** start ENTRIES PROVIDED **
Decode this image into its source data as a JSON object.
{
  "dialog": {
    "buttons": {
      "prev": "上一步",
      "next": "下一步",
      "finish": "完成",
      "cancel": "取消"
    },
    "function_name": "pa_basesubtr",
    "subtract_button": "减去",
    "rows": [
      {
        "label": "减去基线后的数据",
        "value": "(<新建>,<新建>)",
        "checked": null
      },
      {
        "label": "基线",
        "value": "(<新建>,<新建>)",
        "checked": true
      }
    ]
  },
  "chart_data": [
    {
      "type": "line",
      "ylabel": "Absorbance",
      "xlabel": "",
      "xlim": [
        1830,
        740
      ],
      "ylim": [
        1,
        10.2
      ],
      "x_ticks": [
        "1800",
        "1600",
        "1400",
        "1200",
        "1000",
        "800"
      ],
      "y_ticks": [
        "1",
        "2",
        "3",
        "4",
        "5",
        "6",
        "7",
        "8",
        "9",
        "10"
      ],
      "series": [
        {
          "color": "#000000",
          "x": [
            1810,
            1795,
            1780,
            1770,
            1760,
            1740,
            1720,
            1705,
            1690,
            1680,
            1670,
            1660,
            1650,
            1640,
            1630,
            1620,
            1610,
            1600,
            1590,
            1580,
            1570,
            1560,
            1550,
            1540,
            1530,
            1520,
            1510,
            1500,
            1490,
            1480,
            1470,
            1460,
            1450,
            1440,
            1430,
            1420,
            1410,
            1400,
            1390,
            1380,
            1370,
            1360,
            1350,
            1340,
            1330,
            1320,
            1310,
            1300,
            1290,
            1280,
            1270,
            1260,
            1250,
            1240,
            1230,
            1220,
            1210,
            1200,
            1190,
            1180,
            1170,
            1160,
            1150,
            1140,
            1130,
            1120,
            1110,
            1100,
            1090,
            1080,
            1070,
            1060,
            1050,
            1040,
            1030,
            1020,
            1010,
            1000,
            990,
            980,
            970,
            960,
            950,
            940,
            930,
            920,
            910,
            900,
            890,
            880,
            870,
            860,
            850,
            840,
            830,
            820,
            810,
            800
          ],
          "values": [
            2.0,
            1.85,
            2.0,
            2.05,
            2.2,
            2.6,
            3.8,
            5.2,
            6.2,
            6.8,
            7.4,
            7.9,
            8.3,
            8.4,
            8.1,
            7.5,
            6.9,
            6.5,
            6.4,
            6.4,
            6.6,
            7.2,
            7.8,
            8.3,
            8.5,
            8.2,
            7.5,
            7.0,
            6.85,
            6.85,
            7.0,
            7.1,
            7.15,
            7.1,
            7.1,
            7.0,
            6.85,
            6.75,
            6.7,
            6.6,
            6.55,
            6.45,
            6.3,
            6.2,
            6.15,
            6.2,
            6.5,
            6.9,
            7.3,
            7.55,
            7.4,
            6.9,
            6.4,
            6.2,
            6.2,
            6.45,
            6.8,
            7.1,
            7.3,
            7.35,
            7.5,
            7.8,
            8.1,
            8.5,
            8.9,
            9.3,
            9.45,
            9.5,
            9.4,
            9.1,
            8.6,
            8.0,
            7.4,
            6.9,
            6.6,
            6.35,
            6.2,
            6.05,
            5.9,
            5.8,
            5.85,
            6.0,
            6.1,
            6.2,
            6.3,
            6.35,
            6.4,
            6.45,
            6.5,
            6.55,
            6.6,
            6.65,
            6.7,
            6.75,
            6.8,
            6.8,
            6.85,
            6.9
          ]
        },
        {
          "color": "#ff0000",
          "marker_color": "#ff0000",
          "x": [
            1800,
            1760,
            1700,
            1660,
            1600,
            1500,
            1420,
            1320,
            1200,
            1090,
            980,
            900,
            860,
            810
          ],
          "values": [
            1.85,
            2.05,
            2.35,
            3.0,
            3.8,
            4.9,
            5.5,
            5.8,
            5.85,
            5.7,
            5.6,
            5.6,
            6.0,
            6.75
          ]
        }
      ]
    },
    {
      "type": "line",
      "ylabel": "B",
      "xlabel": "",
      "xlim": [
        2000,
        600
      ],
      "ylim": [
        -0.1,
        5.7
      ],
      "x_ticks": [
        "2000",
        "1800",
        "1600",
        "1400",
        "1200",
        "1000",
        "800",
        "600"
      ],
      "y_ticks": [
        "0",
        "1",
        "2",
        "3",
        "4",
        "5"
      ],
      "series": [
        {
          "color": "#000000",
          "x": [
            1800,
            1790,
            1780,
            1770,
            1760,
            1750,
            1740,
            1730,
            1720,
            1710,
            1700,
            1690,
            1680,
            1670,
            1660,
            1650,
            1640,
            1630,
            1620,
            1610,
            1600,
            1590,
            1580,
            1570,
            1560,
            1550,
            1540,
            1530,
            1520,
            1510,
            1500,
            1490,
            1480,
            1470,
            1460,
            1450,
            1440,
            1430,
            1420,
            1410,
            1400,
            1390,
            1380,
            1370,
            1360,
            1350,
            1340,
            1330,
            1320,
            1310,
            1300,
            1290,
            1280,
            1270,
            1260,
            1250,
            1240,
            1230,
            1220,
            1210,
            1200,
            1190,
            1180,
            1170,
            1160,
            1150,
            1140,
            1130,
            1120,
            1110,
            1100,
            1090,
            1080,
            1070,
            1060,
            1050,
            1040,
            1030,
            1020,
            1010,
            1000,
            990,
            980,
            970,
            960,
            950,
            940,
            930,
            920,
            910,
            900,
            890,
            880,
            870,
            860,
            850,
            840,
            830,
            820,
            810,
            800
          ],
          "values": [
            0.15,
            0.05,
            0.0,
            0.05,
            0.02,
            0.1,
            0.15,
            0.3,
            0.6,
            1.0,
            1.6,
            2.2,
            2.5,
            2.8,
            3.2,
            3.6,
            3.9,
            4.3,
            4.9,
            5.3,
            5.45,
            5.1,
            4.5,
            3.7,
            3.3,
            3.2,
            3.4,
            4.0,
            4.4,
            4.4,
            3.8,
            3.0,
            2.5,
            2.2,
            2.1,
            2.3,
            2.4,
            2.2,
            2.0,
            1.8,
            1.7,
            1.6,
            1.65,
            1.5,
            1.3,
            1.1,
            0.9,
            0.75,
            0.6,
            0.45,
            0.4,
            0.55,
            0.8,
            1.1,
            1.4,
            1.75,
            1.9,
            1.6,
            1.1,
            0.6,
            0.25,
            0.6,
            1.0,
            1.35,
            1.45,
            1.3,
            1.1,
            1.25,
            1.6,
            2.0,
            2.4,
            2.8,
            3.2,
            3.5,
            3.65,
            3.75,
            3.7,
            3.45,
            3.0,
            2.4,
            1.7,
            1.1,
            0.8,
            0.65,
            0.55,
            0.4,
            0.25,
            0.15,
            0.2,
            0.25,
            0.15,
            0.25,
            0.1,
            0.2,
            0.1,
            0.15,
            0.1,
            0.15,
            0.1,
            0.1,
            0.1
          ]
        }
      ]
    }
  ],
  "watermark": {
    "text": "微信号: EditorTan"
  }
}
** end ENTRIES PROVIDED **
Exactly as they are written, print the entries again.

Decode this image into its source data as a JSON object.
{
  "dialog": {
    "buttons": {
      "prev": "上一步",
      "next": "下一步",
      "finish": "完成",
      "cancel": "取消"
    },
    "function_name": "pa_basesubtr",
    "subtract_button": "减去",
    "rows": [
      {
        "label": "减去基线后的数据",
        "value": "(<新建>,<新建>)",
        "checked": null
      },
      {
        "label": "基线",
        "value": "(<新建>,<新建>)",
        "checked": true
      }
    ]
  },
  "chart_data": [
    {
      "type": "line",
      "ylabel": "Absorbance",
      "xlabel": "",
      "xlim": [
        1830,
        740
      ],
      "ylim": [
        1,
        10.2
      ],
      "x_ticks": [
        "1800",
        "1600",
        "1400",
        "1200",
        "1000",
        "800"
      ],
      "y_ticks": [
        "1",
        "2",
        "3",
        "4",
        "5",
        "6",
        "7",
        "8",
        "9",
        "10"
      ],
      "series": [
        {
          "color": "#000000",
          "x": [
            1810,
            1795,
            1780,
            1770,
            1760,
            1740,
            1720,
            1705,
            1690,
            1680,
            1670,
            1660,
            1650,
            1640,
            1630,
            1620,
            1610,
            1600,
            1590,
            1580,
            1570,
            1560,
            1550,
            1540,
            1530,
            1520,
            1510,
            1500,
            1490,
            1480,
            1470,
            1460,
            1450,
            1440,
            1430,
            1420,
            1410,
            1400,
            1390,
            1380,
            1370,
            1360,
            1350,
            1340,
            1330,
            1320,
            1310,
            1300,
            1290,
            1280,
            1270,
            1260,
            1250,
            1240,
            1230,
            1220,
            1210,
            1200,
            1190,
            1180,
            1170,
            1160,
            1150,
            1140,
            1130,
            1120,
            1110,
            1100,
            1090,
            1080,
            1070,
            1060,
            1050,
            1040,
            1030,
            1020,
            1010,
            1000,
            990,
            980,
            970,
            960,
            950,
            940,
            930,
            920,
            910,
            900,
            890,
            880,
            870,
            860,
            850,
            840,
            830,
            820,
            810,
            800
          ],
          "values": [
            2.0,
            1.85,
            2.0,
            2.05,
            2.2,
            2.6,
            3.8,
            5.2,
            6.2,
            6.8,
            7.4,
            7.9,
            8.3,
            8.4,
            8.1,
            7.5,
            6.9,
            6.5,
            6.4,
            6.4,
            6.6,
            7.2,
            7.8,
            8.3,
            8.5,
            8.2,
            7.5,
            7.0,
            6.85,
            6.85,
            7.0,
            7.1,
            7.15,
            7.1,
            7.1,
            7.0,
            6.85,
            6.75,
            6.7,
            6.6,
            6.55,
            6.45,
            6.3,
            6.2,
            6.15,
            6.2,
            6.5,
            6.9,
            7.3,
            7.55,
            7.4,
            6.9,
            6.4,
            6.2,
            6.2,
            6.45,
            6.8,
            7.1,
            7.3,
            7.35,
            7.5,
            7.8,
            8.1,
            8.5,
            8.9,
            9.3,
            9.45,
            9.5,
            9.4,
            9.1,
            8.6,
            8.0,
            7.4,
            6.9,
            6.6,
            6.35,
            6.2,
            6.05,
            5.9,
            5.8,
            5.85,
            6.0,
            6.1,
            6.2,
            6.3,
            6.35,
            6.4,
            6.45,
            6.5,
            6.55,
            6.6,
            6.65,
            6.7,
            6.75,
            6.8,
            6.8,
            6.85,
            6.9
          ]
        },
        {
          "color": "#ff0000",
          "marker_color": "#ff0000",
          "x": [
            1800,
            1760,
            1700,
            1660,
            1600,
            1500,
            1420,
            1320,
            1200,
            1090,
            980,
            900,
            860,
            810
          ],
          "values": [
            1.85,
            2.05,
            2.35,
            3.0,
            3.8,
            4.9,
            5.5,
            5.8,
            5.85,
            5.7,
            5.6,
            5.6,
            6.0,
            6.75
          ]
        }
      ]
    },
    {
      "type": "line",
      "ylabel": "B",
      "xlabel": "",
      "xlim": [
        2000,
        600
      ],
      "ylim": [
        -0.1,
        5.7
      ],
      "x_ticks": [
        "2000",
        "1800",
        "1600",
        "1400",
        "1200",
        "1000",
        "800",
        "600"
      ],
      "y_ticks": [
        "0",
        "1",
        "2",
        "3",
        "4",
        "5"
      ],
      "series": [
        {
          "color": "#000000",
          "x": [
            1800,
            1790,
            1780,
            1770,
            1760,
            1750,
            1740,
            1730,
            1720,
            1710,
            1700,
            1690,
            1680,
            1670,
            1660,
            1650,
            1640,
            1630,
            1620,
            1610,
            1600,
            1590,
            1580,
            1570,
            1560,
            1550,
            1540,
            1530,
            1520,
            1510,
            1500,
            1490,
            1480,
            1470,
            1460,
            1450,
            1440,
            1430,
            1420,
            1410,
            1400,
            1390,
            1380,
            1370,
            1360,
            1350,
            1340,
            1330,
            1320,
            1310,
            1300,
            1290,
            1280,
            1270,
            1260,
            1250,
            1240,
            1230,
            1220,
            1210,
            1200,
            1190,
            1180,
            1170,
            1160,
            1150,
            1140,
            1130,
            1120,
            1110,
            1100,
            1090,
            1080,
            1070,
            1060,
            1050,
            1040,
            1030,
            1020,
            1010,
            1000,
            990,
            980,
            970,
            960,
            950,
            940,
            930,
            920,
            910,
            900,
            890,
            880,
            870,
            860,
            850,
            840,
            830,
            820,
            810,
            800
          ],
          "values": [
            0.15,
            0.05,
            0.0,
            0.05,
            0.02,
            0.1,
            0.15,
            0.3,
            0.6,
            1.0,
            1.6,
            2.2,
            2.5,
            2.8,
            3.2,
            3.6,
            3.9,
            4.3,
            4.9,
            5.3,
            5.45,
            5.1,
            4.5,
            3.7,
            3.3,
            3.2,
            3.4,
            4.0,
            4.4,
            4.4,
            3.8,
            3.0,
            2.5,
            2.2,
            2.1,
            2.3,
            2.4,
            2.2,
            2.0,
            1.8,
            1.7,
            1.6,
            1.65,
            1.5,
            1.3,
            1.1,
            0.9,
            0.75,
            0.6,
            0.45,
            0.4,
            0.55,
            0.8,
            1.1,
            1.4,
            1.75,
            1.9,
            1.6,
            1.1,
            0.6,
            0.25,
            0.6,
            1.0,
            1.35,
            1.45,
            1.3,
            1.1,
            1.25,
            1.6,
            2.0,
            2.4,
            2.8,
            3.2,
            3.5,
            3.65,
            3.75,
            3.7,
            3.45,
            3.0,
            2.4,
            1.7,
            1.1,
            0.8,
            0.65,
            0.55,
            0.4,
            0.25,
            0.15,
            0.2,
            0.25,
            0.15,
            0.25,
            0.1,
            0.2,
            0.1,
            0.15,
            0.1,
            0.15,
            0.1,
            0.1,
            0.1
          ]
        }
      ]
    }
  ],
  "watermark": {
    "text": "微信号: EditorTan"
  }
}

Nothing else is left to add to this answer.